§ Set exercise
Omit the images, then print each record below exactly as it reads.

§ Information given
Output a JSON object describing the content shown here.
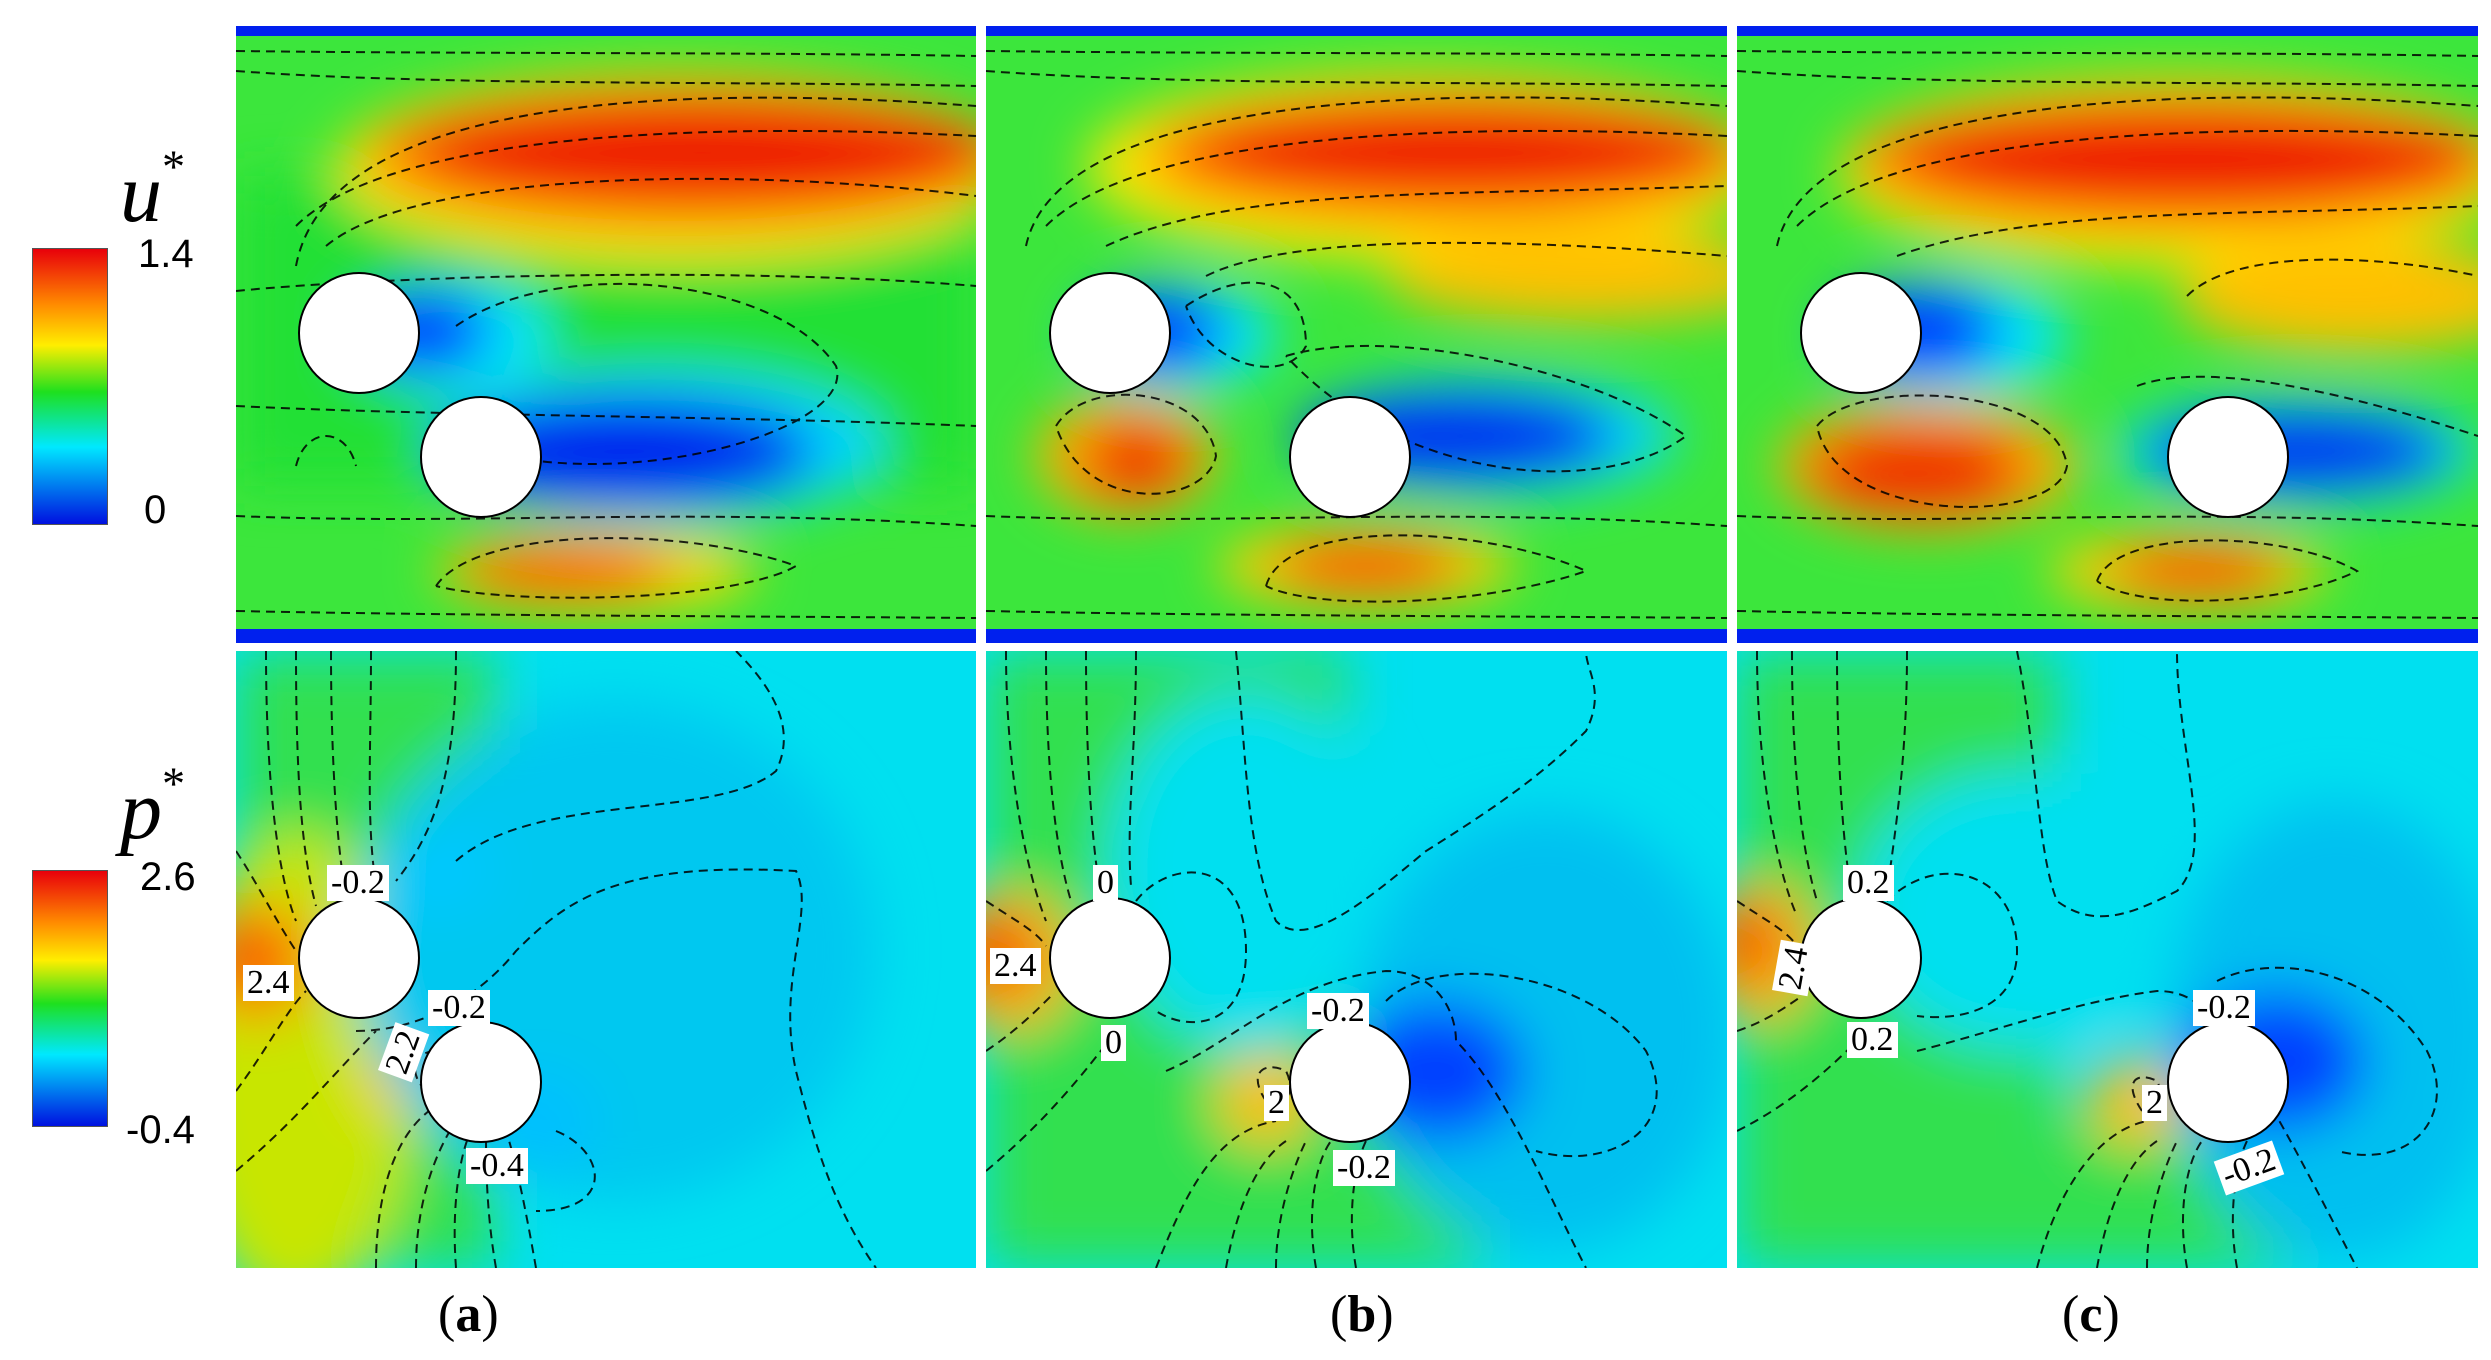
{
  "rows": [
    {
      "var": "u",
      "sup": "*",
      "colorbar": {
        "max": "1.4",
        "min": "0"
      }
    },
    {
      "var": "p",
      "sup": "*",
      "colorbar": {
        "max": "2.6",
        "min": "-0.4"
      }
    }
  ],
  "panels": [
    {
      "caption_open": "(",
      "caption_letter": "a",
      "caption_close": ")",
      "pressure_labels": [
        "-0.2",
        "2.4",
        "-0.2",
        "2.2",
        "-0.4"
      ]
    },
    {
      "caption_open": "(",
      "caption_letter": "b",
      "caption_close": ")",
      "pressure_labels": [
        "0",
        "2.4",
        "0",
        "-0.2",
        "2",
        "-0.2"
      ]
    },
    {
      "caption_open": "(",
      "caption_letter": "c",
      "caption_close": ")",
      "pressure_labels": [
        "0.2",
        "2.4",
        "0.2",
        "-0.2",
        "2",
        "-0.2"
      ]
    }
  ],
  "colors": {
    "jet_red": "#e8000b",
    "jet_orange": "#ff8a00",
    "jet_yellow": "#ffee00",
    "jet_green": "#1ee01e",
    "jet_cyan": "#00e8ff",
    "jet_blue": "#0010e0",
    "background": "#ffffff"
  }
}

§ Completed exercise
Output a JSON object describing the content shown here.
{
  "rows": [
    {
      "var": "u",
      "sup": "*",
      "colorbar": {
        "max": "1.4",
        "min": "0"
      }
    },
    {
      "var": "p",
      "sup": "*",
      "colorbar": {
        "max": "2.6",
        "min": "-0.4"
      }
    }
  ],
  "panels": [
    {
      "caption_open": "(",
      "caption_letter": "a",
      "caption_close": ")",
      "pressure_labels": [
        "-0.2",
        "2.4",
        "-0.2",
        "2.2",
        "-0.4"
      ]
    },
    {
      "caption_open": "(",
      "caption_letter": "b",
      "caption_close": ")",
      "pressure_labels": [
        "0",
        "2.4",
        "0",
        "-0.2",
        "2",
        "-0.2"
      ]
    },
    {
      "caption_open": "(",
      "caption_letter": "c",
      "caption_close": ")",
      "pressure_labels": [
        "0.2",
        "2.4",
        "0.2",
        "-0.2",
        "2",
        "-0.2"
      ]
    }
  ],
  "colors": {
    "jet_red": "#e8000b",
    "jet_orange": "#ff8a00",
    "jet_yellow": "#ffee00",
    "jet_green": "#1ee01e",
    "jet_cyan": "#00e8ff",
    "jet_blue": "#0010e0",
    "background": "#ffffff"
  }
}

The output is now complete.